→ **INSTRUCTIONS FOR THE TASK**
Reproduce the rows below character for character, from the first row through the line that contains "y-tick-label: €3.000 <box>50 120 93 136</box>". Include both of those rows.

→ **RAW DATA**
....................

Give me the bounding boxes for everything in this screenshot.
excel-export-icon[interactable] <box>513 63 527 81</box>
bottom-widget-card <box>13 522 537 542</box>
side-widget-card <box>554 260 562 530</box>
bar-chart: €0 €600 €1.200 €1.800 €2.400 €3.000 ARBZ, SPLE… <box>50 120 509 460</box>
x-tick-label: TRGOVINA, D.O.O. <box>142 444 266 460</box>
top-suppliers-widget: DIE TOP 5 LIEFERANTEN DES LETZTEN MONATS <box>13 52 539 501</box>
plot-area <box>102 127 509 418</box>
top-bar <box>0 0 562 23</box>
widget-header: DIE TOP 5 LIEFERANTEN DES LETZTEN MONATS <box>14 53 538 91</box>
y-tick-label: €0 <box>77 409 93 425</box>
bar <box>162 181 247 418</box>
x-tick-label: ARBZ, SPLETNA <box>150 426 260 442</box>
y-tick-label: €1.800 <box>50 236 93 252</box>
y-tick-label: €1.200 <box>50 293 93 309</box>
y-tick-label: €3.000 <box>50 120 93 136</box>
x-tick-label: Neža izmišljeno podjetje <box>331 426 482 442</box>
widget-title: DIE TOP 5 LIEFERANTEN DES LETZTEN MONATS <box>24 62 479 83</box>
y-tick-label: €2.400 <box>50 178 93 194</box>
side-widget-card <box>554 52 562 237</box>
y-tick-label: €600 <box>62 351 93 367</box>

....................

→ **THE RESPONSE**
Give me the bounding boxes for everything in this screenshot.
excel-export-icon[interactable] <box>513 63 527 81</box>
bottom-widget-card <box>13 522 537 542</box>
side-widget-card <box>554 260 562 530</box>
bar-chart: €0 €600 €1.200 €1.800 €2.400 €3.000 ARBZ, SPLE… <box>50 120 509 460</box>
x-tick-label: TRGOVINA, D.O.O. <box>142 444 266 460</box>
top-suppliers-widget: DIE TOP 5 LIEFERANTEN DES LETZTEN MONATS <box>13 52 539 501</box>
plot-area <box>102 127 509 418</box>
top-bar <box>0 0 562 23</box>
widget-header: DIE TOP 5 LIEFERANTEN DES LETZTEN MONATS <box>14 53 538 91</box>
y-tick-label: €0 <box>77 409 93 425</box>
bar <box>162 181 247 418</box>
x-tick-label: ARBZ, SPLETNA <box>150 426 260 442</box>
y-tick-label: €1.800 <box>50 236 93 252</box>
y-tick-label: €1.200 <box>50 293 93 309</box>
y-tick-label: €3.000 <box>50 120 93 136</box>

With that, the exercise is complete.